**PROBLEM REQUIREMENTS:** Below is a block of records; reproduce all of them exactly and leave out any pictures.
--------
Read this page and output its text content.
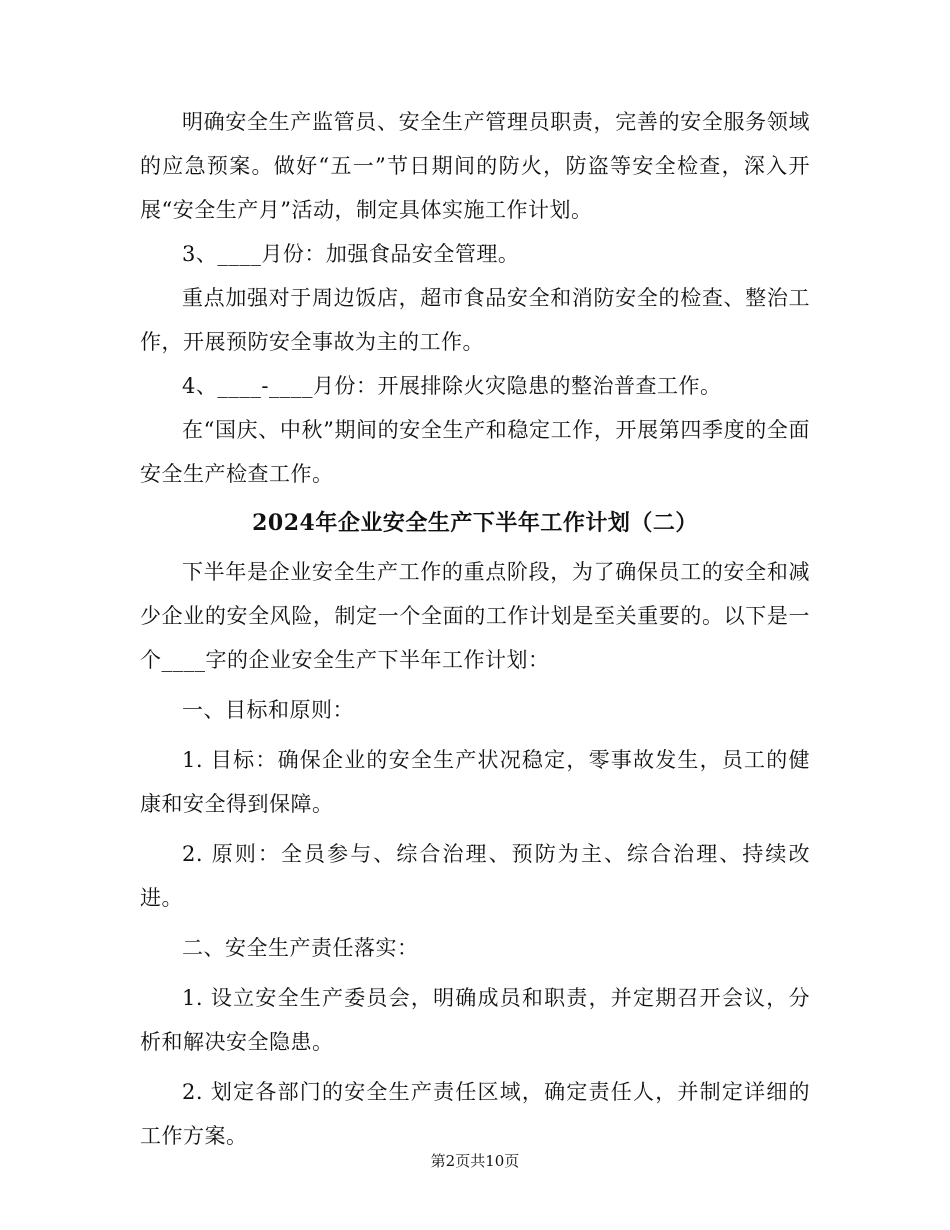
明确安全生产监管员、安全生产管理员职责，完善的安全服务领域的应急预案。做好“五一”节日期间的防火，防盗等安全检查，深入开展“安全生产月”活动，制定具体实施工作计划。

3、____月份：加强食品安全管理。

重点加强对于周边饭店，超市食品安全和消防安全的检查、整治工作，开展预防安全事故为主的工作。

4、____-____月份：开展排除火灾隐患的整治普查工作。

在“国庆、中秋”期间的安全生产和稳定工作，开展第四季度的全面安全生产检查工作。

2024年企业安全生产下半年工作计划（二）

下半年是企业安全生产工作的重点阶段，为了确保员工的安全和减少企业的安全风险，制定一个全面的工作计划是至关重要的。以下是一个____字的企业安全生产下半年工作计划：

一、目标和原则：

1. 目标：确保企业的安全生产状况稳定，零事故发生，员工的健康和安全得到保障。

2. 原则：全员参与、综合治理、预防为主、综合治理、持续改进。

二、安全生产责任落实：

1. 设立安全生产委员会，明确成员和职责，并定期召开会议，分析和解决安全隐患。

2. 划定各部门的安全生产责任区域，确定责任人，并制定详细的工作方案。

第2页共10页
--------
**FINISHED TASK:**
Read this page and output its text content.
明确安全生产监管员、安全生产管理员职责，完善的安全服务领域的应急预案。做好“五一”节日期间的防火，防盗等安全检查，深入开展“安全生产月”活动，制定具体实施工作计划。

3、____月份：加强食品安全管理。

重点加强对于周边饭店，超市食品安全和消防安全的检查、整治工作，开展预防安全事故为主的工作。

4、____-____月份：开展排除火灾隐患的整治普查工作。

在“国庆、中秋”期间的安全生产和稳定工作，开展第四季度的全面安全生产检查工作。

2024年企业安全生产下半年工作计划（二）

下半年是企业安全生产工作的重点阶段，为了确保员工的安全和减少企业的安全风险，制定一个全面的工作计划是至关重要的。以下是一个____字的企业安全生产下半年工作计划：

一、目标和原则：

1. 目标：确保企业的安全生产状况稳定，零事故发生，员工的健康和安全得到保障。

2. 原则：全员参与、综合治理、预防为主、综合治理、持续改进。

二、安全生产责任落实：

1. 设立安全生产委员会，明确成员和职责，并定期召开会议，分析和解决安全隐患。

2. 划定各部门的安全生产责任区域，确定责任人，并制定详细的工作方案。

第2页共10页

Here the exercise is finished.